** start of Records provided **

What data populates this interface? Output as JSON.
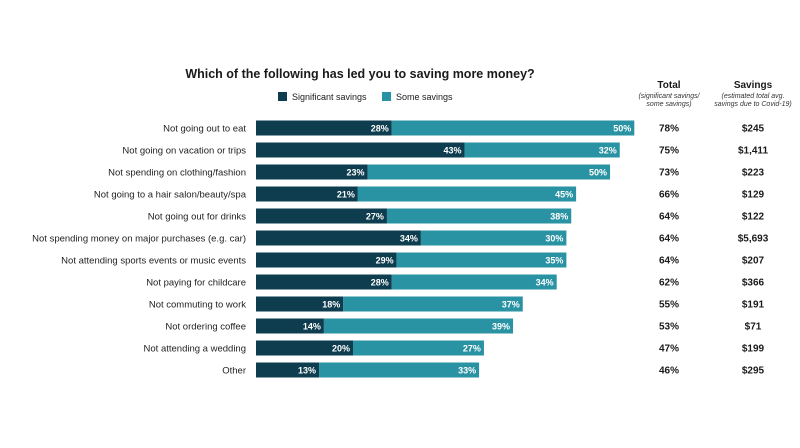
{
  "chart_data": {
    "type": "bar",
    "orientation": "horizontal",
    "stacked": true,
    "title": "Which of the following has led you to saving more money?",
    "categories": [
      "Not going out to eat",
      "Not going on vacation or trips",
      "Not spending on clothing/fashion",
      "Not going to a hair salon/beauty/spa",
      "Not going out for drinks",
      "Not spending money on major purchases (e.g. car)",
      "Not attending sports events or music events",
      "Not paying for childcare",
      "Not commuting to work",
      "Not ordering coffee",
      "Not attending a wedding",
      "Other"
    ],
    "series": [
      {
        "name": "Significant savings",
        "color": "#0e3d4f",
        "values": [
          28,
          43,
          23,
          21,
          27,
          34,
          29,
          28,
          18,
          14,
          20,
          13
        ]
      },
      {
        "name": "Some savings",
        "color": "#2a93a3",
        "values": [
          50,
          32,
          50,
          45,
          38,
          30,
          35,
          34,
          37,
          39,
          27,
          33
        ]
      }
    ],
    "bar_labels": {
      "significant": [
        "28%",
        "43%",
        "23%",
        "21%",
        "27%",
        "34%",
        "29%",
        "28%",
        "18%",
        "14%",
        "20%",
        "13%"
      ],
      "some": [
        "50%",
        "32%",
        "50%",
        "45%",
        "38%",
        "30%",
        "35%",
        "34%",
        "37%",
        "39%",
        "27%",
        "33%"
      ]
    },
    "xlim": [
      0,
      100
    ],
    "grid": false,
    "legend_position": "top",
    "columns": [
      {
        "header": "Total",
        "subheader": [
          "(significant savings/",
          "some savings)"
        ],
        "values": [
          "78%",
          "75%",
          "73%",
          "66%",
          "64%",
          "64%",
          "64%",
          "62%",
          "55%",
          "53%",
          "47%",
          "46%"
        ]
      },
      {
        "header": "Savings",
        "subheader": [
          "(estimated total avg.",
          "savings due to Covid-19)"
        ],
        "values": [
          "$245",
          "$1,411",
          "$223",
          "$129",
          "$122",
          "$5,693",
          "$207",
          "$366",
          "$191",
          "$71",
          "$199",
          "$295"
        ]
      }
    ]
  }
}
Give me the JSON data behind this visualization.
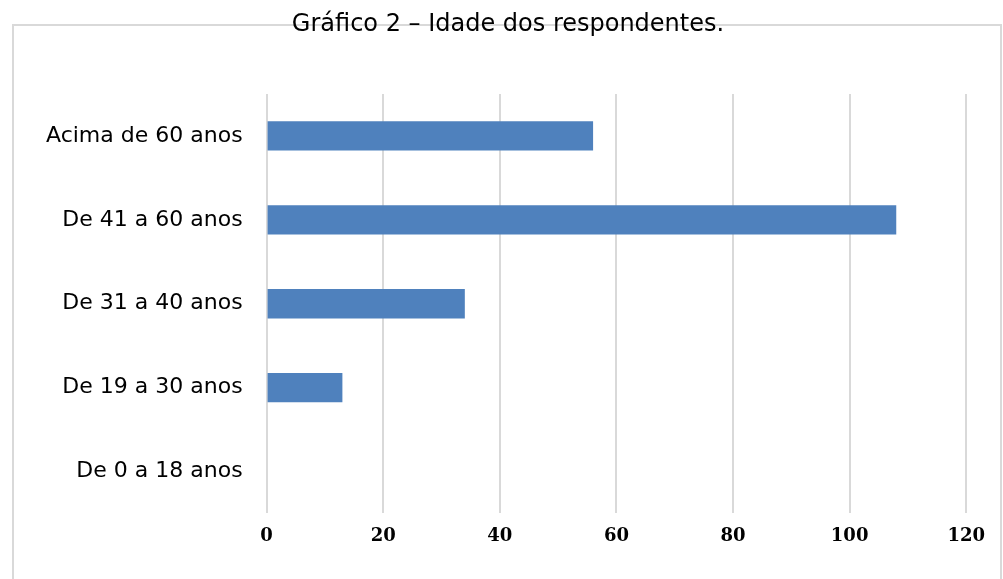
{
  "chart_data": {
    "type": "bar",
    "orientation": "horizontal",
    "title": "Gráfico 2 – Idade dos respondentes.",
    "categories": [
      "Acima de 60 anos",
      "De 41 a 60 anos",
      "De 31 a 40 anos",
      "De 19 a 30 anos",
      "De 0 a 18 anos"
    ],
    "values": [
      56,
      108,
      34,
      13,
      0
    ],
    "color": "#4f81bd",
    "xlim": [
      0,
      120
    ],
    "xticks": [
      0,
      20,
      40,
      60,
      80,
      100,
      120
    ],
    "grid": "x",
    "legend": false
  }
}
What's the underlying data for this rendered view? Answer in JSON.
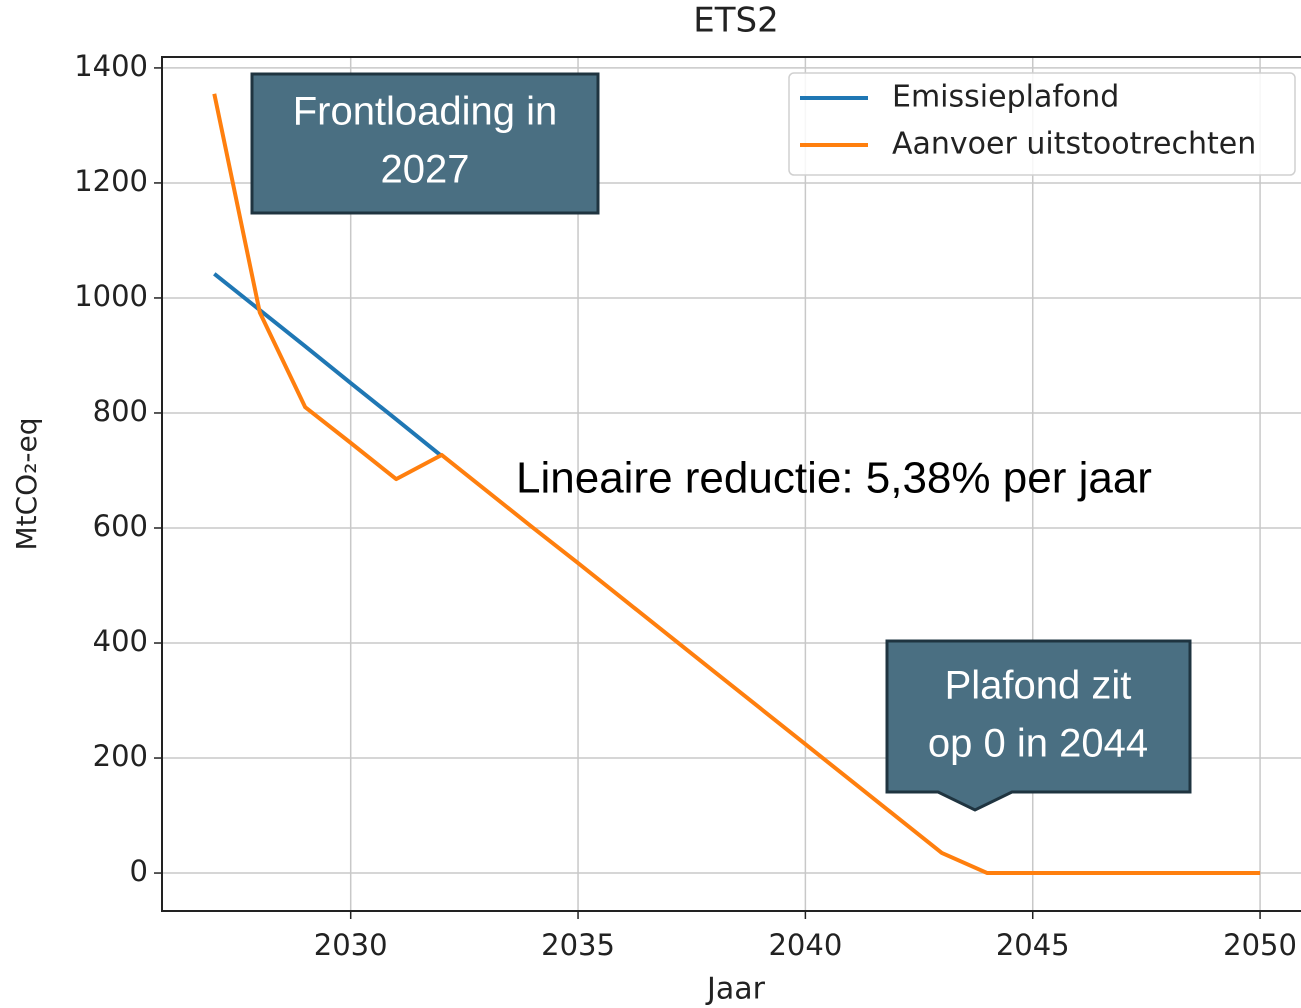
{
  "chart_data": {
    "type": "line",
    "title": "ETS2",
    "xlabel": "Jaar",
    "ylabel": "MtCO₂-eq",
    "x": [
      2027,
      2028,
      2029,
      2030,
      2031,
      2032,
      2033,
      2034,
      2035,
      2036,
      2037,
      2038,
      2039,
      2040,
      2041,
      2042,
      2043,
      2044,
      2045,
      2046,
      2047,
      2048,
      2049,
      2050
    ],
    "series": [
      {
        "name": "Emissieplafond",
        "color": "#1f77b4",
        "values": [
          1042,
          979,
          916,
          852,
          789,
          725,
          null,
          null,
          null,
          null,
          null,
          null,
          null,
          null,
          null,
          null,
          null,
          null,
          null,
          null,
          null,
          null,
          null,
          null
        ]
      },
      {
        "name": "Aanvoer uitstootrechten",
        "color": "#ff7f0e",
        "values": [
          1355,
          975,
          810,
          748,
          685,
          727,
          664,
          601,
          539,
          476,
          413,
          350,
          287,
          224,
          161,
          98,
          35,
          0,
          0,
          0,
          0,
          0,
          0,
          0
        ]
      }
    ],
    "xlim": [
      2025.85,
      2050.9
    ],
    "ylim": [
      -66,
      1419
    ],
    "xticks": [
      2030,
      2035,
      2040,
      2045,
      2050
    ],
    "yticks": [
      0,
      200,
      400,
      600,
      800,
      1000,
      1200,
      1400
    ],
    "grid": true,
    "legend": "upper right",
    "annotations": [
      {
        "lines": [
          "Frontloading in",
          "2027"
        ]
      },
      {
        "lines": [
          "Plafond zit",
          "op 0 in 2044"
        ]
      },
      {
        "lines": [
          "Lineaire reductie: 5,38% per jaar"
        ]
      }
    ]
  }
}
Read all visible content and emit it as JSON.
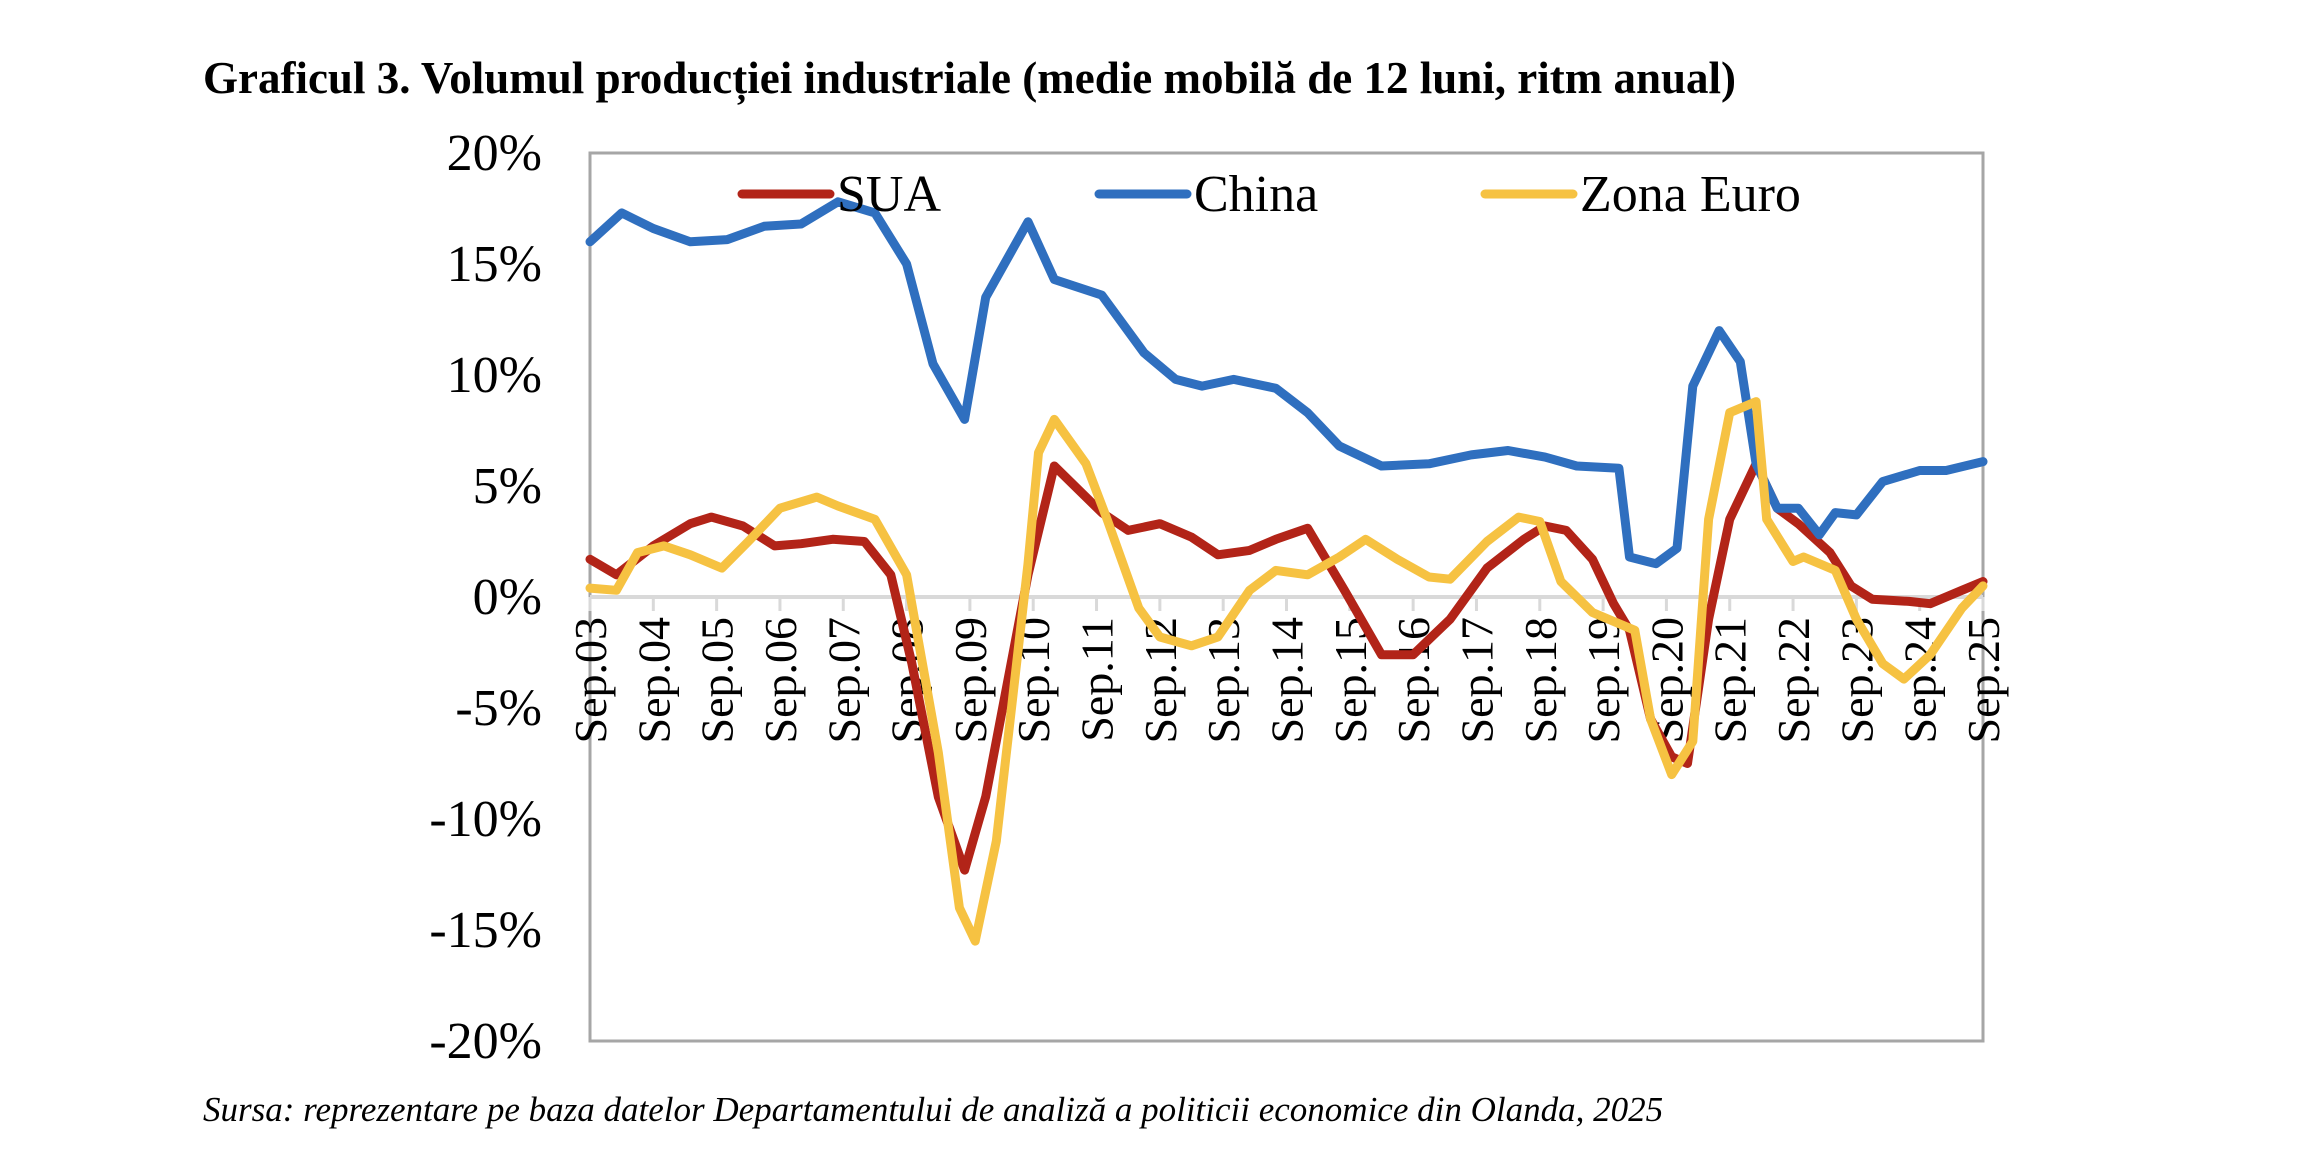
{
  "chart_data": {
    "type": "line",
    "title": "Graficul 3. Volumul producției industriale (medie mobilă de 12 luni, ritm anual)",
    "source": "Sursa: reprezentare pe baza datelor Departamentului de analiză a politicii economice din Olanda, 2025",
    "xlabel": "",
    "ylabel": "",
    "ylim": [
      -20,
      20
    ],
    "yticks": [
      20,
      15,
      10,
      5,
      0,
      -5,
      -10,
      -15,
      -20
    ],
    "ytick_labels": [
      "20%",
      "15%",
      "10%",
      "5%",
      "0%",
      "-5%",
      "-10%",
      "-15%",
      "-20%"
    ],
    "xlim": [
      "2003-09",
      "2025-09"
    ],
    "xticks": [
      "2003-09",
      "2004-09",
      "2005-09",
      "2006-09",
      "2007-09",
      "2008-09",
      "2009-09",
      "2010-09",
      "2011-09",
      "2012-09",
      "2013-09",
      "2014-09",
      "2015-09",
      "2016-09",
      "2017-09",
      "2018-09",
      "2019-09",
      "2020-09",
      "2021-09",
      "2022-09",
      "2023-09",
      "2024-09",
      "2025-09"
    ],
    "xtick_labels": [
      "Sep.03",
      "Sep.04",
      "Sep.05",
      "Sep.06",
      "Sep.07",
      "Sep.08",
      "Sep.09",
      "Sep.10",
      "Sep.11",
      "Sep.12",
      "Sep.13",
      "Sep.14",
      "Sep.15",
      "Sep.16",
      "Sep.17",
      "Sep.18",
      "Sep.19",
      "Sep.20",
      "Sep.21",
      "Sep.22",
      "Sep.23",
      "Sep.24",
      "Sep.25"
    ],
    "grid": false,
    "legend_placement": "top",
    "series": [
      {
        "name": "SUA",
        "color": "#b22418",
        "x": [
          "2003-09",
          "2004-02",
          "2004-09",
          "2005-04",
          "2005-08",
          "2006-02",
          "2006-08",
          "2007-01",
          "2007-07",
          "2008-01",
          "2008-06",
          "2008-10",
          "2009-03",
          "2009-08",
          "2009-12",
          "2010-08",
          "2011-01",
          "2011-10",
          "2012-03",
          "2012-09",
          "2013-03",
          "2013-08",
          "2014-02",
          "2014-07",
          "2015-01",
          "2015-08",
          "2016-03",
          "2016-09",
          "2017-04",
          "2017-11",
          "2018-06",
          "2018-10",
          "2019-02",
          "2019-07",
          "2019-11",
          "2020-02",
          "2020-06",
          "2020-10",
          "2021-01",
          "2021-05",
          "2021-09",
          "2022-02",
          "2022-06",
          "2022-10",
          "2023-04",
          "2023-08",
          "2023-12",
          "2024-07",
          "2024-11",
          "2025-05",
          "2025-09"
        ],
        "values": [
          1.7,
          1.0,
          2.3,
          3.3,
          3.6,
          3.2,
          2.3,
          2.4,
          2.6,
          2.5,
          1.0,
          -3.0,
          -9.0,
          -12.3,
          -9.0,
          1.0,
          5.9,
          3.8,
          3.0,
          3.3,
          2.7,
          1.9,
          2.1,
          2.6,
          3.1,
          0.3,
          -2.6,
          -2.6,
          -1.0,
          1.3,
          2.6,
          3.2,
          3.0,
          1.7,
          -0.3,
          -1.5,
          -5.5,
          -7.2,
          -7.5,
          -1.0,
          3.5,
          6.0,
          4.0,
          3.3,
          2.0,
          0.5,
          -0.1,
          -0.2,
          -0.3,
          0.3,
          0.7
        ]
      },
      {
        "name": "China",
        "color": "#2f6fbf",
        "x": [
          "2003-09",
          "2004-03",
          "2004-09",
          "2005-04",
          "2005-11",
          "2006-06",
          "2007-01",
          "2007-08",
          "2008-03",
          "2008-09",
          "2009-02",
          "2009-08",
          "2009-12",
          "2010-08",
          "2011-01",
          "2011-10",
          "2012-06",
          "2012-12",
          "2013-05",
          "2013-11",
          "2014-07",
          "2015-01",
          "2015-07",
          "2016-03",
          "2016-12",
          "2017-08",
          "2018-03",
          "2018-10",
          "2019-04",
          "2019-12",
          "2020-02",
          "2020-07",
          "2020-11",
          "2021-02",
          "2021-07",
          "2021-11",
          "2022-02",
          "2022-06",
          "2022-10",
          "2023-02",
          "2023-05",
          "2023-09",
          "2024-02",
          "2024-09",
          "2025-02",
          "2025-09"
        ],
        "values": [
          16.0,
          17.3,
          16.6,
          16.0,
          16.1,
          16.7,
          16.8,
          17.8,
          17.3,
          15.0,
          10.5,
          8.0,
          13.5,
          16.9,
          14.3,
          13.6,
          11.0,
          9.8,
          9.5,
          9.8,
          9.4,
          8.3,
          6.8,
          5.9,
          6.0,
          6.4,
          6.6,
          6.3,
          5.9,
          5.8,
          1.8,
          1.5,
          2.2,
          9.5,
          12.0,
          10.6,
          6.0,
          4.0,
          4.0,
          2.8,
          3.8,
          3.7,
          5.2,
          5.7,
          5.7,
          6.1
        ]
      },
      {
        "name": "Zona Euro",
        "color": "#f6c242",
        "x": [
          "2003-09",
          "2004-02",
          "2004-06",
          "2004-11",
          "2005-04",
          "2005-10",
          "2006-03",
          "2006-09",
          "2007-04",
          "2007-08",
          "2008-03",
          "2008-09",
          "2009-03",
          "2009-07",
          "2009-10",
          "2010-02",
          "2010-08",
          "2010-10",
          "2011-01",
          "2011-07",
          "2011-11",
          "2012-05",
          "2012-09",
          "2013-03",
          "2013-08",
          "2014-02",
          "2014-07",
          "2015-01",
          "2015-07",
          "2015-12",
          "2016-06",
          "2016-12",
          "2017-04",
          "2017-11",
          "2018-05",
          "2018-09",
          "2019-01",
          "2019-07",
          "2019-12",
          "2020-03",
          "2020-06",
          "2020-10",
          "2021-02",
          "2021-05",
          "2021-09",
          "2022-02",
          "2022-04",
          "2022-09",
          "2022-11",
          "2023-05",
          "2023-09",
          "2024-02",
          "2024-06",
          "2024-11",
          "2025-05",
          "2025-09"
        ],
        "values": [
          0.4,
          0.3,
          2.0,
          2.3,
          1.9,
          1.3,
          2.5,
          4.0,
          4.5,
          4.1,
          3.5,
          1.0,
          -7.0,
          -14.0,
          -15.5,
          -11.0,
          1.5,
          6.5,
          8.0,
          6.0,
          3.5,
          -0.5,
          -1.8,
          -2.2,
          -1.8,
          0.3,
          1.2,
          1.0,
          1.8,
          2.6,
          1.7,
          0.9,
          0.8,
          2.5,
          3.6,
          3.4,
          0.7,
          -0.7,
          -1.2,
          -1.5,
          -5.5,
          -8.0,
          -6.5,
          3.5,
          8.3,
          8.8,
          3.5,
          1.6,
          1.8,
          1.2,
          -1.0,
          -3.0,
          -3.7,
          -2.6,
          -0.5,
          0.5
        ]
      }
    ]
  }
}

** end of Records provided **

### Exercise description
Pull every line holding "color" out of the records.

### Right answer
        "color": "#0e3d4f",
        "color": "#2a93a3",
    "color": "#4f81bd",
        "color": "#1f77b4",
        "color": "#ff7f0e",
        "color": "#b22418",
        "color": "#2f6fbf",
        "color": "#f6c242",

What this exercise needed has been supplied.